QUESTIONS À TRAITER ->
A. Recopiez fidèlement le passage du texte de l'exercice qui commence par « L’ étape – assaillie » et se poursuit jusqu'à « gilets jaunes saintais. ».
B. D'après le texte de l'exercice, qui cuisine le plat de pâtes « maison » servi au bar de l'Escarmouche ?
C. Indiquez si chacune des affirmations suivantes concorde avec le texte de l'exercice, en répondant par oui ou par non et en citant les mots décisifs du texte.
(i) Marie-Paule et Yannick vendent des crêpes et des galettes.
(ii) Le naufrage du « Grande America » s'est produit au large de Rochefort.
(iii) Le glanage de paroles au marché de Saintes se déroule sous un ciel dégagé.

TEXTE DE L'EXERCICE ->
L’ étape – assaillie de rafales venteuses bien fraîches- commence par un « glanage” de paroles, le 13, au marché de Saintes sous une alternance de grains et d’éclaircies. Nous y rencontrons notamment Marie-Paule et Yannick, qui confectionnent et vendent crêpes et galettes, en toute sobriété énergétique (véhicules aménagés avec panneaux solaires) et que nous retrouverons au long des journées à venir!

En soirée nous partageons échange de questionnements, d’informations, de doutes, de propositions… sur nos luttes au bar de l’Escarmouche, autour d’un bon plat de pâtes « maison », cuisiné par Franck, le patron, un des groupes de gilets jaunes saintais.

A l’Escarmouche

Le 14, alors que 2200 tonnes de pétrole et 45 conteneurs de matières dangereuses menacent la côte charentaise suite au naufrage du « Grande America » au large de La Rochelle , nous partons pour Rochefort.

ENREGISTREMENTS PRÉSENTÉS ->
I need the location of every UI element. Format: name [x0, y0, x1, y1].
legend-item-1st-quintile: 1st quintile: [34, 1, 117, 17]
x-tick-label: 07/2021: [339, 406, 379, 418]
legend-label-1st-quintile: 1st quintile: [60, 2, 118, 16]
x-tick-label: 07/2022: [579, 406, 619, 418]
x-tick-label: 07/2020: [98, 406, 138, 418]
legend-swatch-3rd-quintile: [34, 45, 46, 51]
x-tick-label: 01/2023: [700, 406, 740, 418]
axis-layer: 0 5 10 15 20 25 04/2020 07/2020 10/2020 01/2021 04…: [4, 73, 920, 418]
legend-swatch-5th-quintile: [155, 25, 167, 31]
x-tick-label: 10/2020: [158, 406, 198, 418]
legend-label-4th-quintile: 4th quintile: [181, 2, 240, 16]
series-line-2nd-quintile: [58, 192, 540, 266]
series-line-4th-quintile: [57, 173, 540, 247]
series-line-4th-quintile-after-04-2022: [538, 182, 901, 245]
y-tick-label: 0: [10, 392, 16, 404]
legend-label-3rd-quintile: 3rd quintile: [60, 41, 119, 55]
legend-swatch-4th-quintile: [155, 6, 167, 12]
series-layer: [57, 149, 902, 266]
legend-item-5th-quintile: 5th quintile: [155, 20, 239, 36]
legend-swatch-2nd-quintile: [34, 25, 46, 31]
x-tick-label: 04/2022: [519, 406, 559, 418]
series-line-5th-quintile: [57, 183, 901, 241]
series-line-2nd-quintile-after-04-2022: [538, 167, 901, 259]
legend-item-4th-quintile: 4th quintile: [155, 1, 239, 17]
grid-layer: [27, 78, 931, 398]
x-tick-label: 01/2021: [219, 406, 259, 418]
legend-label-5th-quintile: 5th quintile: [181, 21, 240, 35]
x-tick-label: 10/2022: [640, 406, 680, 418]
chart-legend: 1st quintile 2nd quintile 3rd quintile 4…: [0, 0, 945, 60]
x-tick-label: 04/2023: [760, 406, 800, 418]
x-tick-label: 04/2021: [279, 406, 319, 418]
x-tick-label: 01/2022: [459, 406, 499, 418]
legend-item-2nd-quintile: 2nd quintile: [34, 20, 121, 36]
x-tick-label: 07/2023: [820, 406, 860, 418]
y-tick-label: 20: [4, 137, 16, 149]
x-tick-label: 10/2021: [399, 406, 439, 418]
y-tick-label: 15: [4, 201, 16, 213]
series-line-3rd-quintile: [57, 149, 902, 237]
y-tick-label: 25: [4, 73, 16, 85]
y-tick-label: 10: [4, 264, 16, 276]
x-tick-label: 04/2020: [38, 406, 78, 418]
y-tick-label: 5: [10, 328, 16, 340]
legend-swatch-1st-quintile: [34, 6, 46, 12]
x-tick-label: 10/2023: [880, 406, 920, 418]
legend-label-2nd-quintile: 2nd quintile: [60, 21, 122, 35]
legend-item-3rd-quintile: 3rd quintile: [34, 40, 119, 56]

CORRIGÉ ->
A.
L’ étape – assaillie de rafales venteuses bien fraîches- commence par un « glanage” de paroles, le 13, au marché de Saintes sous une alternance de grains et d’éclaircies. Nous y rencontrons notamment Marie-Paule et Yannick, qui confectionnent et vendent crêpes et galettes, en toute sobriété énergétique (véhicules aménagés avec panneaux solaires) et que nous retrouverons au long des journées à venir!

En soirée nous partageons échange de questionnements, d’informations, de doutes, de propositions… sur nos luttes au bar de l’Escarmouche, autour d’un bon plat de pâtes « maison », cuisiné par Franck, le patron, un des groupes de gilets jaunes saintais.

B. Franck, le patron.

C.
(i) Oui : « qui confectionnent et vendent crêpes et galettes ».
(ii) Non : « au large de La Rochelle ».
(iii) Non : « sous une alternance de grains et d’éclaircies ».